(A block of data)

• • • • •

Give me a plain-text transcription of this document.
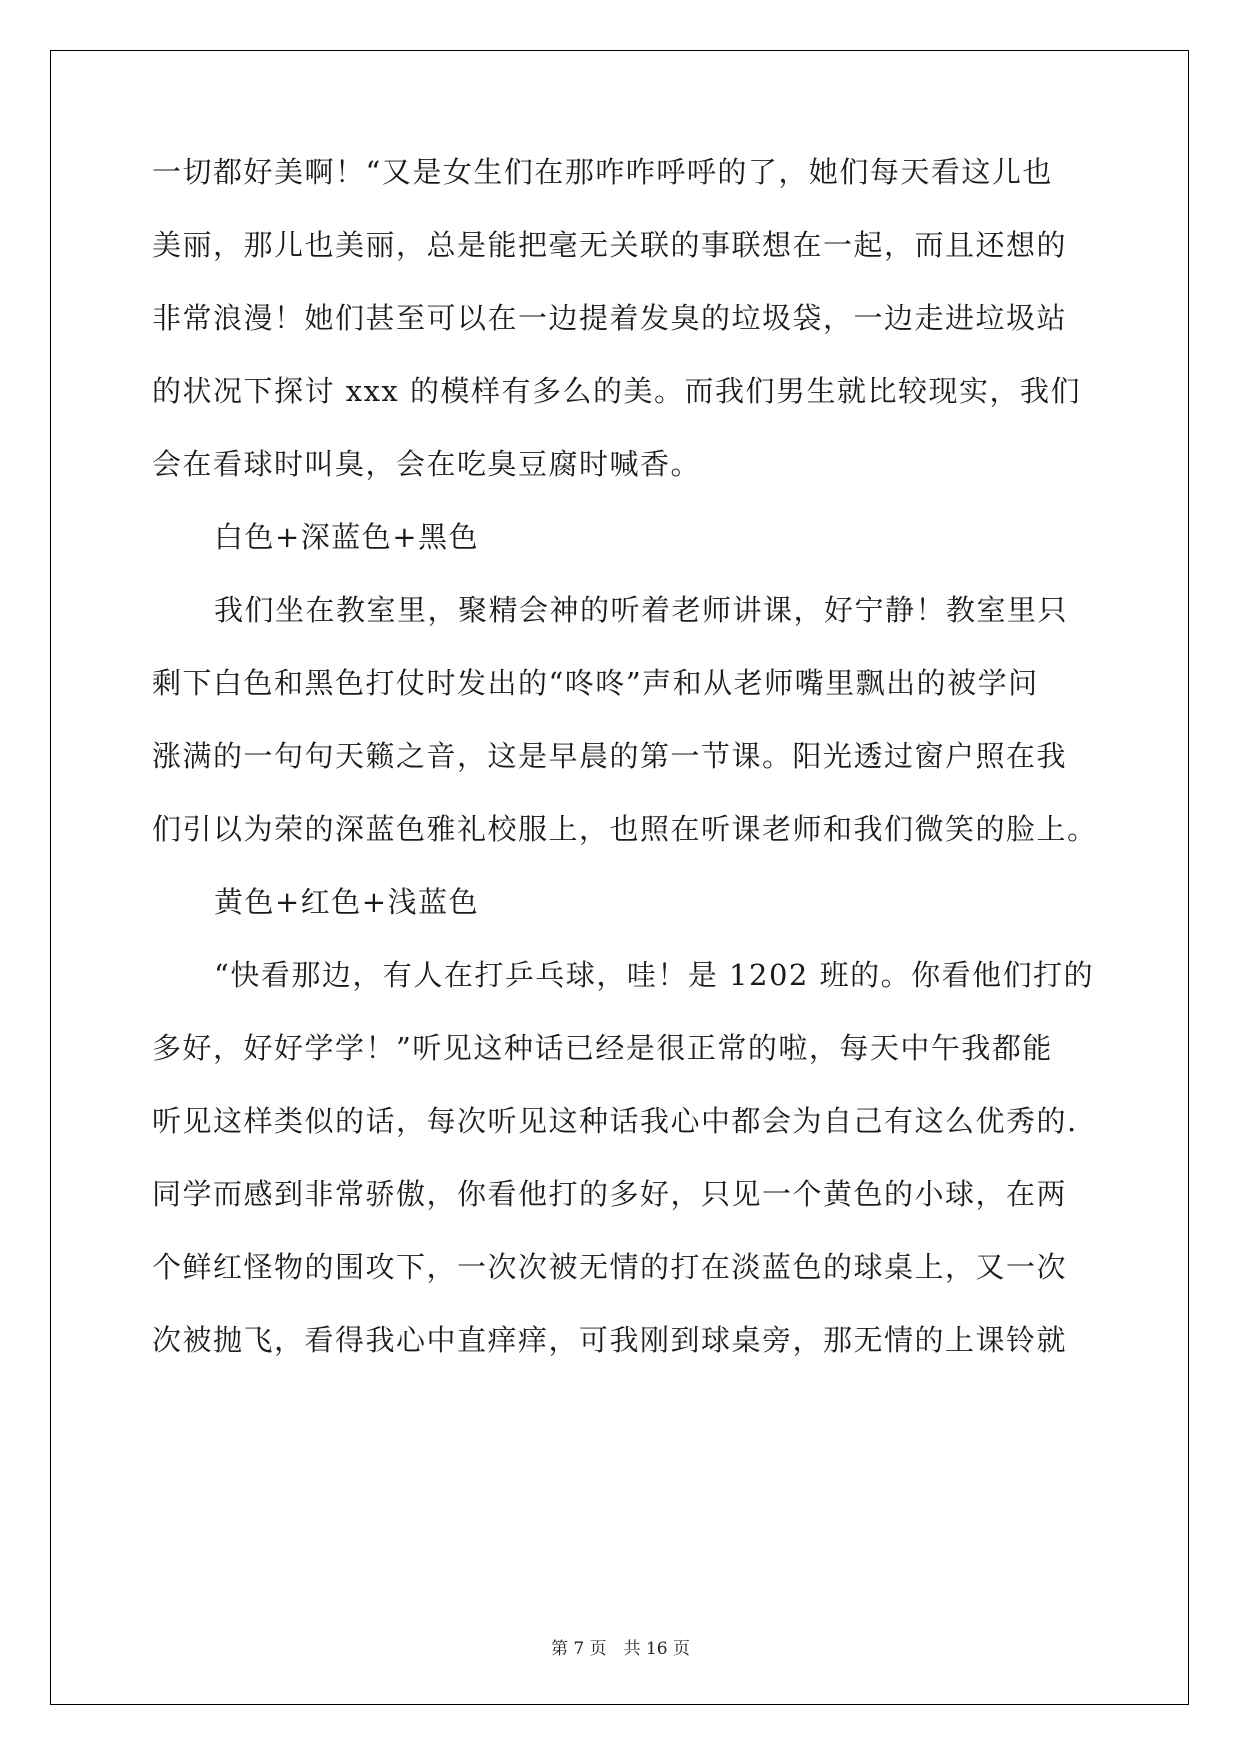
一切都好美啊！“又是女生们在那咋咋呼呼的了，她们每天看这儿也
美丽，那儿也美丽，总是能把毫无关联的事联想在一起，而且还想的
非常浪漫！她们甚至可以在一边提着发臭的垃圾袋，一边走进垃圾站
的状况下探讨 xxx 的模样有多么的美。而我们男生就比较现实，我们
会在看球时叫臭，会在吃臭豆腐时喊香。
白色+深蓝色+黑色
我们坐在教室里，聚精会神的听着老师讲课，好宁静！教室里只
剩下白色和黑色打仗时发出的“咚咚”声和从老师嘴里飘出的被学问
涨满的一句句天籁之音，这是早晨的第一节课。阳光透过窗户照在我
们引以为荣的深蓝色雅礼校服上，也照在听课老师和我们微笑的脸上。
黄色+红色+浅蓝色
“快看那边，有人在打乒乓球，哇！是 1202 班的。你看他们打的
多好，好好学学！”听见这种话已经是很正常的啦，每天中午我都能
听见这样类似的话，每次听见这种话我心中都会为自己有这么优秀的.
同学而感到非常骄傲，你看他打的多好，只见一个黄色的小球，在两
个鲜红怪物的围攻下，一次次被无情的打在淡蓝色的球桌上，又一次
次被抛飞，看得我心中直痒痒，可我刚到球桌旁，那无情的上课铃就
第 7 页　共 16 页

• • • • •

Exercise aim -
Give the data again exactly as written, with all pictures left out.

Correct result -
Give me a plain-text transcription of this document.
一切都好美啊！“又是女生们在那咋咋呼呼的了，她们每天看这儿也
美丽，那儿也美丽，总是能把毫无关联的事联想在一起，而且还想的
非常浪漫！她们甚至可以在一边提着发臭的垃圾袋，一边走进垃圾站
的状况下探讨 xxx 的模样有多么的美。而我们男生就比较现实，我们
会在看球时叫臭，会在吃臭豆腐时喊香。
白色+深蓝色+黑色
我们坐在教室里，聚精会神的听着老师讲课，好宁静！教室里只
剩下白色和黑色打仗时发出的“咚咚”声和从老师嘴里飘出的被学问
涨满的一句句天籁之音，这是早晨的第一节课。阳光透过窗户照在我
们引以为荣的深蓝色雅礼校服上，也照在听课老师和我们微笑的脸上。
黄色+红色+浅蓝色
“快看那边，有人在打乒乓球，哇！是 1202 班的。你看他们打的
多好，好好学学！”听见这种话已经是很正常的啦，每天中午我都能
听见这样类似的话，每次听见这种话我心中都会为自己有这么优秀的.
同学而感到非常骄傲，你看他打的多好，只见一个黄色的小球，在两
个鲜红怪物的围攻下，一次次被无情的打在淡蓝色的球桌上，又一次
次被抛飞，看得我心中直痒痒，可我刚到球桌旁，那无情的上课铃就
第 7 页　共 16 页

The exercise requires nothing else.